Input records -
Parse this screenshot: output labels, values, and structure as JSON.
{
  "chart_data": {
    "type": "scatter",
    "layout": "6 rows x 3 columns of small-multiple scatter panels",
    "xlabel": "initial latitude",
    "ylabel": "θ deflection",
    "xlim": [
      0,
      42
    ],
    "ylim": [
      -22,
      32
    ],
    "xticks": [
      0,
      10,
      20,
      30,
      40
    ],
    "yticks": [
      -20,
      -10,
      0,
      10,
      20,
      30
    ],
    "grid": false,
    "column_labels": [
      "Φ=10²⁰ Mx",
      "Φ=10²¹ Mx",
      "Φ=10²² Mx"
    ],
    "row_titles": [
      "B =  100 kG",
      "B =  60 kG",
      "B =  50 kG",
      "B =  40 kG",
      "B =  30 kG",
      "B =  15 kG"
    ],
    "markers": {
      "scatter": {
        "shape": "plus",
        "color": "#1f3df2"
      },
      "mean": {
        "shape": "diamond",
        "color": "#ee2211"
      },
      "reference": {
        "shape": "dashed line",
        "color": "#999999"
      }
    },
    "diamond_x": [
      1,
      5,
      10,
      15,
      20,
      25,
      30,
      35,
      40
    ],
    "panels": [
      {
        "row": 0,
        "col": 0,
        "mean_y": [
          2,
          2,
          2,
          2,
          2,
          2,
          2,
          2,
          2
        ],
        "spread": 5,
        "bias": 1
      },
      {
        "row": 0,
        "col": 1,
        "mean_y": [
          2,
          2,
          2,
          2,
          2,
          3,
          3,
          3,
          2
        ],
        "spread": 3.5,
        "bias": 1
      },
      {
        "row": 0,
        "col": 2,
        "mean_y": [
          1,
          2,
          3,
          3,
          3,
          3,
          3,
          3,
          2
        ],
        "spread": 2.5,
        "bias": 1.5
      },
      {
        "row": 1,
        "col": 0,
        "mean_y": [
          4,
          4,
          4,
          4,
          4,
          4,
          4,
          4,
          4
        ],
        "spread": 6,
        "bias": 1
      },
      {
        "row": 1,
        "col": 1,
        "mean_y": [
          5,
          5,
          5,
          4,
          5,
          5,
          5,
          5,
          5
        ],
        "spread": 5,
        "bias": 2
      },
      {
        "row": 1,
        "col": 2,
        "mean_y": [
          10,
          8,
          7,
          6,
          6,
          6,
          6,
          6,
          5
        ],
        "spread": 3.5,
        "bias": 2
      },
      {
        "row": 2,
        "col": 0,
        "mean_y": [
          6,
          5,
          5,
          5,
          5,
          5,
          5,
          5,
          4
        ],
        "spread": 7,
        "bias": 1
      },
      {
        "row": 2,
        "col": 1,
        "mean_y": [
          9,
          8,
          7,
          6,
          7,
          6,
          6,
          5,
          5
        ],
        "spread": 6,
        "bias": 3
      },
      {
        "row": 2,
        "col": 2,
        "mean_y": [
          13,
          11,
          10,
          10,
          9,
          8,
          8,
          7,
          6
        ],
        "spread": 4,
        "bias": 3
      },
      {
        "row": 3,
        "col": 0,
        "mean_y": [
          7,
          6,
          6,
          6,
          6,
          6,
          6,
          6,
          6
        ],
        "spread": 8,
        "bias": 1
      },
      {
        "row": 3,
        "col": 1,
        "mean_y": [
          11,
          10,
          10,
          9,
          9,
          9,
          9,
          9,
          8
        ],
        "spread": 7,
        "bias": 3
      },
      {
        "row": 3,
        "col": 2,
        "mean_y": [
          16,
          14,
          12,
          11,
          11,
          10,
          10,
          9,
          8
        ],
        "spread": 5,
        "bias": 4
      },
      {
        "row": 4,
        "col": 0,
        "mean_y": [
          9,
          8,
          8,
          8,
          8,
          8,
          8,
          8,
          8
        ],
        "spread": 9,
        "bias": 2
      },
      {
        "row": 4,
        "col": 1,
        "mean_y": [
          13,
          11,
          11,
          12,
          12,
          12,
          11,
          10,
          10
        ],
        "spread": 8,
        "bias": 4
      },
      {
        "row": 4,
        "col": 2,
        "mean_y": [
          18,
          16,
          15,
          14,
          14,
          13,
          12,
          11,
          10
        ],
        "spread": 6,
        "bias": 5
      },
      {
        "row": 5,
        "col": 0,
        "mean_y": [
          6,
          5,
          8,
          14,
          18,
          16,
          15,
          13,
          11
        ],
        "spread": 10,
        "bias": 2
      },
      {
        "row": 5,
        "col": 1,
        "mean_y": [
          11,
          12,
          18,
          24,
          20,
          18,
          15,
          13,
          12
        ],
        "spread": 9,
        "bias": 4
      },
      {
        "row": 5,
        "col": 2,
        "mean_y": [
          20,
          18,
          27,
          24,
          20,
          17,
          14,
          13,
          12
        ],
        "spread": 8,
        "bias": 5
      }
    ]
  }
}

The problem - Print the whole listing exactly as it is.

Task response -
Parse this screenshot: output labels, values, and structure as JSON.
{
  "chart_data": {
    "type": "scatter",
    "layout": "6 rows x 3 columns of small-multiple scatter panels",
    "xlabel": "initial latitude",
    "ylabel": "θ deflection",
    "xlim": [
      0,
      42
    ],
    "ylim": [
      -22,
      32
    ],
    "xticks": [
      0,
      10,
      20,
      30,
      40
    ],
    "yticks": [
      -20,
      -10,
      0,
      10,
      20,
      30
    ],
    "grid": false,
    "column_labels": [
      "Φ=10²⁰ Mx",
      "Φ=10²¹ Mx",
      "Φ=10²² Mx"
    ],
    "row_titles": [
      "B =  100 kG",
      "B =  60 kG",
      "B =  50 kG",
      "B =  40 kG",
      "B =  30 kG",
      "B =  15 kG"
    ],
    "markers": {
      "scatter": {
        "shape": "plus",
        "color": "#1f3df2"
      },
      "mean": {
        "shape": "diamond",
        "color": "#ee2211"
      },
      "reference": {
        "shape": "dashed line",
        "color": "#999999"
      }
    },
    "diamond_x": [
      1,
      5,
      10,
      15,
      20,
      25,
      30,
      35,
      40
    ],
    "panels": [
      {
        "row": 0,
        "col": 0,
        "mean_y": [
          2,
          2,
          2,
          2,
          2,
          2,
          2,
          2,
          2
        ],
        "spread": 5,
        "bias": 1
      },
      {
        "row": 0,
        "col": 1,
        "mean_y": [
          2,
          2,
          2,
          2,
          2,
          3,
          3,
          3,
          2
        ],
        "spread": 3.5,
        "bias": 1
      },
      {
        "row": 0,
        "col": 2,
        "mean_y": [
          1,
          2,
          3,
          3,
          3,
          3,
          3,
          3,
          2
        ],
        "spread": 2.5,
        "bias": 1.5
      },
      {
        "row": 1,
        "col": 0,
        "mean_y": [
          4,
          4,
          4,
          4,
          4,
          4,
          4,
          4,
          4
        ],
        "spread": 6,
        "bias": 1
      },
      {
        "row": 1,
        "col": 1,
        "mean_y": [
          5,
          5,
          5,
          4,
          5,
          5,
          5,
          5,
          5
        ],
        "spread": 5,
        "bias": 2
      },
      {
        "row": 1,
        "col": 2,
        "mean_y": [
          10,
          8,
          7,
          6,
          6,
          6,
          6,
          6,
          5
        ],
        "spread": 3.5,
        "bias": 2
      },
      {
        "row": 2,
        "col": 0,
        "mean_y": [
          6,
          5,
          5,
          5,
          5,
          5,
          5,
          5,
          4
        ],
        "spread": 7,
        "bias": 1
      },
      {
        "row": 2,
        "col": 1,
        "mean_y": [
          9,
          8,
          7,
          6,
          7,
          6,
          6,
          5,
          5
        ],
        "spread": 6,
        "bias": 3
      },
      {
        "row": 2,
        "col": 2,
        "mean_y": [
          13,
          11,
          10,
          10,
          9,
          8,
          8,
          7,
          6
        ],
        "spread": 4,
        "bias": 3
      },
      {
        "row": 3,
        "col": 0,
        "mean_y": [
          7,
          6,
          6,
          6,
          6,
          6,
          6,
          6,
          6
        ],
        "spread": 8,
        "bias": 1
      },
      {
        "row": 3,
        "col": 1,
        "mean_y": [
          11,
          10,
          10,
          9,
          9,
          9,
          9,
          9,
          8
        ],
        "spread": 7,
        "bias": 3
      },
      {
        "row": 3,
        "col": 2,
        "mean_y": [
          16,
          14,
          12,
          11,
          11,
          10,
          10,
          9,
          8
        ],
        "spread": 5,
        "bias": 4
      },
      {
        "row": 4,
        "col": 0,
        "mean_y": [
          9,
          8,
          8,
          8,
          8,
          8,
          8,
          8,
          8
        ],
        "spread": 9,
        "bias": 2
      },
      {
        "row": 4,
        "col": 1,
        "mean_y": [
          13,
          11,
          11,
          12,
          12,
          12,
          11,
          10,
          10
        ],
        "spread": 8,
        "bias": 4
      },
      {
        "row": 4,
        "col": 2,
        "mean_y": [
          18,
          16,
          15,
          14,
          14,
          13,
          12,
          11,
          10
        ],
        "spread": 6,
        "bias": 5
      },
      {
        "row": 5,
        "col": 0,
        "mean_y": [
          6,
          5,
          8,
          14,
          18,
          16,
          15,
          13,
          11
        ],
        "spread": 10,
        "bias": 2
      },
      {
        "row": 5,
        "col": 1,
        "mean_y": [
          11,
          12,
          18,
          24,
          20,
          18,
          15,
          13,
          12
        ],
        "spread": 9,
        "bias": 4
      },
      {
        "row": 5,
        "col": 2,
        "mean_y": [
          20,
          18,
          27,
          24,
          20,
          17,
          14,
          13,
          12
        ],
        "spread": 8,
        "bias": 5
      }
    ]
  }
}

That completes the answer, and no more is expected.